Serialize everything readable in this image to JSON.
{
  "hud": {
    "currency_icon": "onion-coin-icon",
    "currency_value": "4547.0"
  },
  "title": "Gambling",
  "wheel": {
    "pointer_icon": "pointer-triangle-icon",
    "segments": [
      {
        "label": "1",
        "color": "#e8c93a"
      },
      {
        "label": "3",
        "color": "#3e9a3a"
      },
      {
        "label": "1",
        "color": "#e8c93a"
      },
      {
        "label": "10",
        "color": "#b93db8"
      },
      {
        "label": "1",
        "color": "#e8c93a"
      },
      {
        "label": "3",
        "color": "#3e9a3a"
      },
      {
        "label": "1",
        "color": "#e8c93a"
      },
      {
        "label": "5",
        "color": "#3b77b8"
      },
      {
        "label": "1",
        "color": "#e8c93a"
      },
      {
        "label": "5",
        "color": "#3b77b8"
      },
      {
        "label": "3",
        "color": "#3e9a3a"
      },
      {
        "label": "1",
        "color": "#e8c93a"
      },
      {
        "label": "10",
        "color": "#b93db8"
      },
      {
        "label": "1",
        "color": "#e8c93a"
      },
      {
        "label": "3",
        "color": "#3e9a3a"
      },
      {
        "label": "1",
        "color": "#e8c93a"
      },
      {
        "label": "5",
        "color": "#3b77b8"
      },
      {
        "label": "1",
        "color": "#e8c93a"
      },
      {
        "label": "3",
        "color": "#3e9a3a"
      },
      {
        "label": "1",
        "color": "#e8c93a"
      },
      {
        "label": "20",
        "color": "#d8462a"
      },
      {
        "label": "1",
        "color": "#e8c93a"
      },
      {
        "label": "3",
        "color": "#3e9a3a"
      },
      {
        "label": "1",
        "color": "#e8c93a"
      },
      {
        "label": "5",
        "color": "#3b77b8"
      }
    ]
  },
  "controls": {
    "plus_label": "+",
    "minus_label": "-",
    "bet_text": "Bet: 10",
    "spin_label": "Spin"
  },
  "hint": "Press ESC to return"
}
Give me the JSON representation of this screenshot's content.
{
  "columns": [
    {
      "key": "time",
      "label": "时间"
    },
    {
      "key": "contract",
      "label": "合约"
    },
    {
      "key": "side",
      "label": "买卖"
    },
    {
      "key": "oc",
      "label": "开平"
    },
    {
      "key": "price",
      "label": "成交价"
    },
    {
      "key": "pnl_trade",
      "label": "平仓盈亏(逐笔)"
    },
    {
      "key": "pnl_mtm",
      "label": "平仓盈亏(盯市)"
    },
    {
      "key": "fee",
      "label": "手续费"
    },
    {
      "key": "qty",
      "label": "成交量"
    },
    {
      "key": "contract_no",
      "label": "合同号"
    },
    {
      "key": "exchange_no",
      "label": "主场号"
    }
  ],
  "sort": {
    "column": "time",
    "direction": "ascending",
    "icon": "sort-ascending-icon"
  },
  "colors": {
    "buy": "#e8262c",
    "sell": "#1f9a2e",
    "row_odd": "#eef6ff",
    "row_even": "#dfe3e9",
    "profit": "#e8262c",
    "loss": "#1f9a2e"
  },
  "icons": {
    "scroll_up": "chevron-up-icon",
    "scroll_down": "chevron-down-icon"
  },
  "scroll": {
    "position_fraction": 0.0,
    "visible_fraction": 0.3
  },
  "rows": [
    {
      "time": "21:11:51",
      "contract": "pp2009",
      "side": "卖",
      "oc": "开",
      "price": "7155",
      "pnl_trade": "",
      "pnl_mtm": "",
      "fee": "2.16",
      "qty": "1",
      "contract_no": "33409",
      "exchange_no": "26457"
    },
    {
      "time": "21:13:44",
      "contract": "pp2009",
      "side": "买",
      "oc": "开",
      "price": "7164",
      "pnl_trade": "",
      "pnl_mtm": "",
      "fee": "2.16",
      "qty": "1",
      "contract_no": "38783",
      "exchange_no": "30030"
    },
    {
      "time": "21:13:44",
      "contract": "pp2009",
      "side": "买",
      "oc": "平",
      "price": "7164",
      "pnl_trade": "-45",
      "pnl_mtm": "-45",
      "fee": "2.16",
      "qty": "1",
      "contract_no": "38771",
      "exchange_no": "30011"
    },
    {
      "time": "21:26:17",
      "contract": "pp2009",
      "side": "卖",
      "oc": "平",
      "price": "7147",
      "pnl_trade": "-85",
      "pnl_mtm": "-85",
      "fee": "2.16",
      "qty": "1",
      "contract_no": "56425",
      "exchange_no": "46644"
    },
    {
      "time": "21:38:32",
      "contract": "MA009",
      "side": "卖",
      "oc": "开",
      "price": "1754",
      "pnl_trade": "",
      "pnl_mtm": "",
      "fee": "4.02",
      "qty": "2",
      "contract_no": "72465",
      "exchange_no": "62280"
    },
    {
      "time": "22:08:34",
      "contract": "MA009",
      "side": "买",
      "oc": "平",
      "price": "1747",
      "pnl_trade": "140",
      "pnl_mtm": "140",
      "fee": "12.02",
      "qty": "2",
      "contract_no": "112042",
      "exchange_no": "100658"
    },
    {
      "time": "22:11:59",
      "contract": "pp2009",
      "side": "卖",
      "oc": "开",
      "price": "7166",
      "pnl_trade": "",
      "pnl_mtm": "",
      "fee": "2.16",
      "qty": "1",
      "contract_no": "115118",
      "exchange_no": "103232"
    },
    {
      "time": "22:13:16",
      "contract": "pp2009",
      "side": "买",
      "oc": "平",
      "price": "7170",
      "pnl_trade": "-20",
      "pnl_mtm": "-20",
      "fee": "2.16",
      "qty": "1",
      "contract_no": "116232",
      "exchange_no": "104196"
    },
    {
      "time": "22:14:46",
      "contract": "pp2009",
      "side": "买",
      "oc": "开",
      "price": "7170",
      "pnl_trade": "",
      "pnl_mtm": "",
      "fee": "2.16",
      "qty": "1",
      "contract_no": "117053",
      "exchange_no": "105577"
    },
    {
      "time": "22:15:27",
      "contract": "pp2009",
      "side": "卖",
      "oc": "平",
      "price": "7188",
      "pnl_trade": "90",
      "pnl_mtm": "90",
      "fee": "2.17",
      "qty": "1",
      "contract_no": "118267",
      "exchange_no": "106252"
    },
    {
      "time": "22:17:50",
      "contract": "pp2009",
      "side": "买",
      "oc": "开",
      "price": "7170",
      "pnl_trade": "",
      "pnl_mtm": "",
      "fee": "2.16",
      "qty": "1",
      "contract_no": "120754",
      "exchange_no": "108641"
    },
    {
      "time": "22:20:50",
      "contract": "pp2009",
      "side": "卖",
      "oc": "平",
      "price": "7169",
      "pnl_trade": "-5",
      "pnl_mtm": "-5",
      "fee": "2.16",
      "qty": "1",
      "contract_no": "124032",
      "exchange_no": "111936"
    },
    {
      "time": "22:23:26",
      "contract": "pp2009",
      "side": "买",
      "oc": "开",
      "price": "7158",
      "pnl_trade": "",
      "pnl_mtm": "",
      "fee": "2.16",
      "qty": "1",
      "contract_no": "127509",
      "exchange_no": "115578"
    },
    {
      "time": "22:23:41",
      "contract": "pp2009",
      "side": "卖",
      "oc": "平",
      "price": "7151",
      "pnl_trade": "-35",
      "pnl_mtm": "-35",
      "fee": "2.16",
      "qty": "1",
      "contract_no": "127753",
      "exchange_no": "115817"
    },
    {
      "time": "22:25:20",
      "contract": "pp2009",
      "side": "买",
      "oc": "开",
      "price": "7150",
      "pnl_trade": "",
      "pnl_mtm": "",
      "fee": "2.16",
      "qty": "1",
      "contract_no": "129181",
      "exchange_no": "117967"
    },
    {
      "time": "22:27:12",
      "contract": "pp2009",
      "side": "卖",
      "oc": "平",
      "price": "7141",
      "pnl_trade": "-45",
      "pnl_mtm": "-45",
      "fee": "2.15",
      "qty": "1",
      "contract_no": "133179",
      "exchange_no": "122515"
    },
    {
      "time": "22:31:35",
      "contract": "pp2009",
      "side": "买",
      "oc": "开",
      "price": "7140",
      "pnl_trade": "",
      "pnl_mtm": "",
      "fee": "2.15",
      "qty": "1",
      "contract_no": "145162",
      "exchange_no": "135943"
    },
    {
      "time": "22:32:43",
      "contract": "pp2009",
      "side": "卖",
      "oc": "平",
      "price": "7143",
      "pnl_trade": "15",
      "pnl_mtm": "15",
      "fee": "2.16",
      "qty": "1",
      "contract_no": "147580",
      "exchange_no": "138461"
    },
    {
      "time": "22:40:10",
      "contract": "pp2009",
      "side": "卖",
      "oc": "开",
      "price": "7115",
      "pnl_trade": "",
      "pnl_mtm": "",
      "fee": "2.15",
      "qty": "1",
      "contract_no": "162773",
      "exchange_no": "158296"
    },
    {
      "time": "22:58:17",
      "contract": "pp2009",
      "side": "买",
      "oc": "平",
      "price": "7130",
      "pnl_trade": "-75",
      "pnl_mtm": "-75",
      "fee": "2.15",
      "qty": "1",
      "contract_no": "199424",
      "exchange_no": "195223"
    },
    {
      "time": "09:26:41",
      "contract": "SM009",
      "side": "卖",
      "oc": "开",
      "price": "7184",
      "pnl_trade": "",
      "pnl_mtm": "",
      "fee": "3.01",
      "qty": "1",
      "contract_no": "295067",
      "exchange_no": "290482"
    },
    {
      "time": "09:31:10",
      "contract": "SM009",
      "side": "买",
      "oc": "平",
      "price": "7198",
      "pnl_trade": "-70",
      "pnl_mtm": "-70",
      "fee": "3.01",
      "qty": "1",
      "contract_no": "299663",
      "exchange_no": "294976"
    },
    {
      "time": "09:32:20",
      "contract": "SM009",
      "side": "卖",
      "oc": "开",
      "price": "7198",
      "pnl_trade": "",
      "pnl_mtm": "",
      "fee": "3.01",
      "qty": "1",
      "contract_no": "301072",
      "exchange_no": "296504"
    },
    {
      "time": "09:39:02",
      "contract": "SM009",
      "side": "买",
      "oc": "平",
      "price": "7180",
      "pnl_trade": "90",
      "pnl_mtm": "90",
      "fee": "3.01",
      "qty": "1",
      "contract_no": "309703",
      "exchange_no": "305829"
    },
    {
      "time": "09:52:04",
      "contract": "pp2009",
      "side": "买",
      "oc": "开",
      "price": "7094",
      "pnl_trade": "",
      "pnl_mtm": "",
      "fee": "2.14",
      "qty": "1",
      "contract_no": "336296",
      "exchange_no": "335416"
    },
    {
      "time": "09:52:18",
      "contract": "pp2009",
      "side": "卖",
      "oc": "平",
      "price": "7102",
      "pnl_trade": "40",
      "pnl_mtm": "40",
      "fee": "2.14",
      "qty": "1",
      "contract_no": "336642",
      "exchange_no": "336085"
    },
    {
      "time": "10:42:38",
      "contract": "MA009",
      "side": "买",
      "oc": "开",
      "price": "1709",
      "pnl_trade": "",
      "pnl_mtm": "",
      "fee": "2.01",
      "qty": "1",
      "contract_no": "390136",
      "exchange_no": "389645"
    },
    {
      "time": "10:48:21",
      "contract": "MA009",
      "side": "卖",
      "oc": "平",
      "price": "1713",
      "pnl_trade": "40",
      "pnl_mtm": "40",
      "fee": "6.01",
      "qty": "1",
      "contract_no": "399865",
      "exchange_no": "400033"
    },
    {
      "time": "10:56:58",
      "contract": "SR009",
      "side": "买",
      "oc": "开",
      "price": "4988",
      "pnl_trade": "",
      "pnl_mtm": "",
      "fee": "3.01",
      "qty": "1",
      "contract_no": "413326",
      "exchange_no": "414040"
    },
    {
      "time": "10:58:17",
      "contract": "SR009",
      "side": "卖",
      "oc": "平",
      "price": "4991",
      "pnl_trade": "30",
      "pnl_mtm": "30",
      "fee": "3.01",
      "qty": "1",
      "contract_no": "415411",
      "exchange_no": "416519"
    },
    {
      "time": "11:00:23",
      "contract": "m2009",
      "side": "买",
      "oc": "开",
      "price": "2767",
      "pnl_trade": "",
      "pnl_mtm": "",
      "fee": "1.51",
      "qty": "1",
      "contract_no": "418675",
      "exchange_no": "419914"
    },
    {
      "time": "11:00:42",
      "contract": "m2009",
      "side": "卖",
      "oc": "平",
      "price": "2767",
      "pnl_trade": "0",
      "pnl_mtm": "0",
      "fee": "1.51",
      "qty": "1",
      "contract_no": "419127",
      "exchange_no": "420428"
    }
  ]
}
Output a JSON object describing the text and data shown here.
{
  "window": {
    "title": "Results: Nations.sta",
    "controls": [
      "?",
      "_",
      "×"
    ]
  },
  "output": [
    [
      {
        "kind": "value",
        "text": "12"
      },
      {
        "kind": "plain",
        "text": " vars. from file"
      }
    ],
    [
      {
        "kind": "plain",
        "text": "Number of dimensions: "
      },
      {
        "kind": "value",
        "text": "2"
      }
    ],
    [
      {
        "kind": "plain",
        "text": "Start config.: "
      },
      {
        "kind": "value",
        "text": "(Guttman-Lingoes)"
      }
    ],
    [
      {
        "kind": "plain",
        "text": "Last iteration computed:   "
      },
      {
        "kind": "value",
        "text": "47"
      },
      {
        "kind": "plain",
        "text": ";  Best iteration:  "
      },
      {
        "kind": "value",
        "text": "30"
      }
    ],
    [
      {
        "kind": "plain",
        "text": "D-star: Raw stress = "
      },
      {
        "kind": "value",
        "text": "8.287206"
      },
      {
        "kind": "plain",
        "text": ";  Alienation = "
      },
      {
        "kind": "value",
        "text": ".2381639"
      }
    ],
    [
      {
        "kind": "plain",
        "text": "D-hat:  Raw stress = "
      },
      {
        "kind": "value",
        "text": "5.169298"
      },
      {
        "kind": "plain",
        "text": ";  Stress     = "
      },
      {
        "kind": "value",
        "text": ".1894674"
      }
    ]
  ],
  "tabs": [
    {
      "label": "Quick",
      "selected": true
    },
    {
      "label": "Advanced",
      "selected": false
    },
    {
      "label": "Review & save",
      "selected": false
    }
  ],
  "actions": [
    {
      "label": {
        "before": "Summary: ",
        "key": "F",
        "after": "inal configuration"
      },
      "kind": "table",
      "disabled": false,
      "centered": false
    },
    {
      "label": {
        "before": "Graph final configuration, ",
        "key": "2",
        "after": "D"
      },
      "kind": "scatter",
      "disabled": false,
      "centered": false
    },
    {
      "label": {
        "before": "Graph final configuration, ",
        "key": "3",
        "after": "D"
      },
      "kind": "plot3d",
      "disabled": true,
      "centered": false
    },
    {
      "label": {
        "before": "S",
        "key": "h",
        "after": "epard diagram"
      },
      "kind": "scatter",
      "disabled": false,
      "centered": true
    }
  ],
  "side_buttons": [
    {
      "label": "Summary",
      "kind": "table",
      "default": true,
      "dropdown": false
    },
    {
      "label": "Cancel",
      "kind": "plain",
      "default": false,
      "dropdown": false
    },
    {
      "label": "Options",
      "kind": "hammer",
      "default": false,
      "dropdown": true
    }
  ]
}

* * * * * * *

TASK BRIEF:
Find the lines above holding the word "after" and show them.

ANSWER FOR THIS EXERCISE:
        "after": "inal configuration"
        "after": "D"
        "after": "D"
        "after": "epard diagram"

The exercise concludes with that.